WORK TO COMPLETE. Copy the passage of the wildfire article below from "No structures have" to "closed, authorities said.", substituting "shut" for "closed".

Western wildfires: Firefighters battle blazes in four states
Wildfires are tearing through some hot, drought-stricken areas of the West, including a massive blaze in Northern California. A look at the latest hotspots and what crews are doing to control them:
A wildfire that has grown to more than 25 square miles and is burning in hazardous and inaccessible terrain and approaching an increasing number of structures and affecting travel corridors, officials said.
No structures have been damaged, but the California mountain town of Markleeville remained on standby for possible evacuations, said the Bureau of Land Management, which is monitoring the fire. Several campgrounds along a highway have been evacuated and Highways 4 and 89 in the Monitor Pass area have been closed, authorities said.
Air tankers and helicopters helped hundreds of firefighters battle a wildfire south of Lake Tahoe that grown to more than 25 square miles.
One firefighter had a heat-related injury but was treated and is recovering.
Strong erratic winds and severe drought conditions have stoked the fire that was ignited by lightning Friday. About 500 personnel battled the blaze about 20 miles west of the Nevada border.
Smoke from the fire is dispersing as far as Carson City, Nevada.

DATA EXTRACT.
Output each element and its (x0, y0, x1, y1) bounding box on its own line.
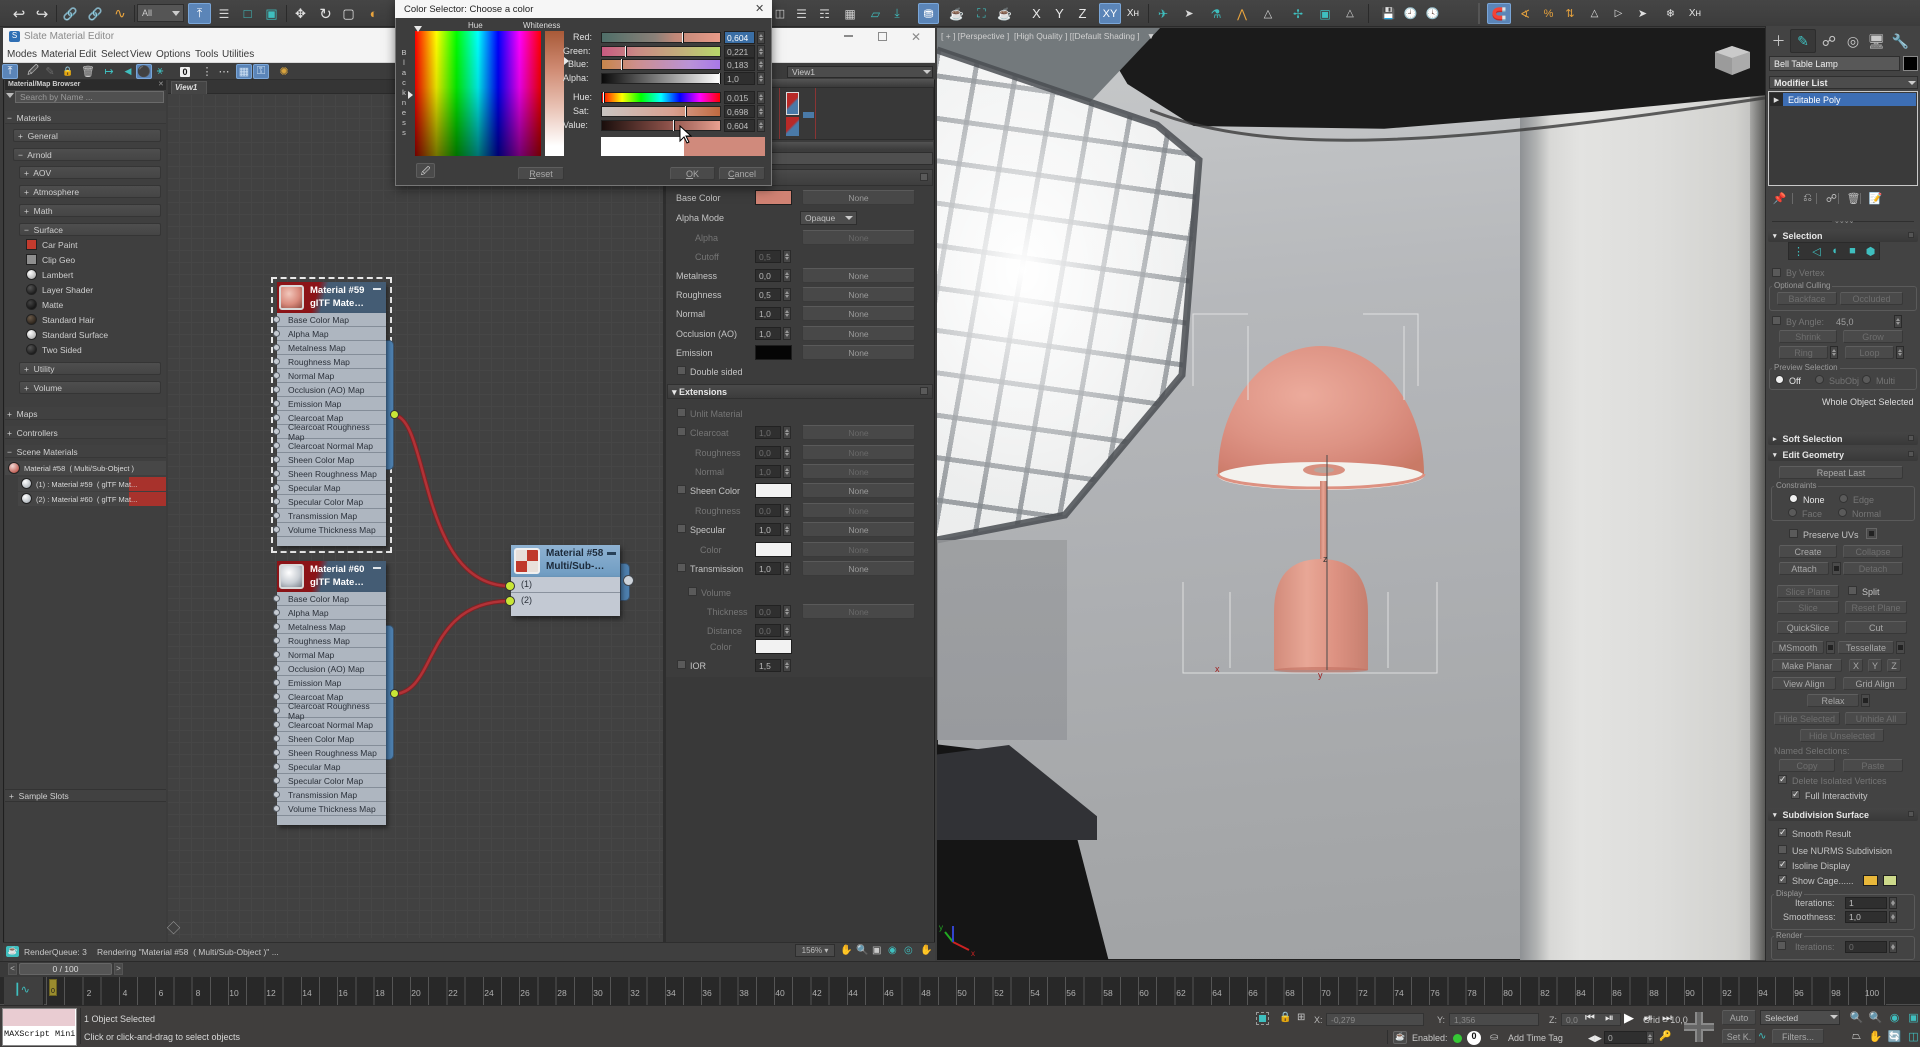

FULL ANSWER.
No structures have been damaged, but the California mountain town of Markleeville remained on standby for possible evacuations, said the Bureau of Land Management, which is monitoring the fire. Several campgrounds along a highway have been evacuated and Highways 4 and 89 in the Monitor Pass area have been shut, authorities said.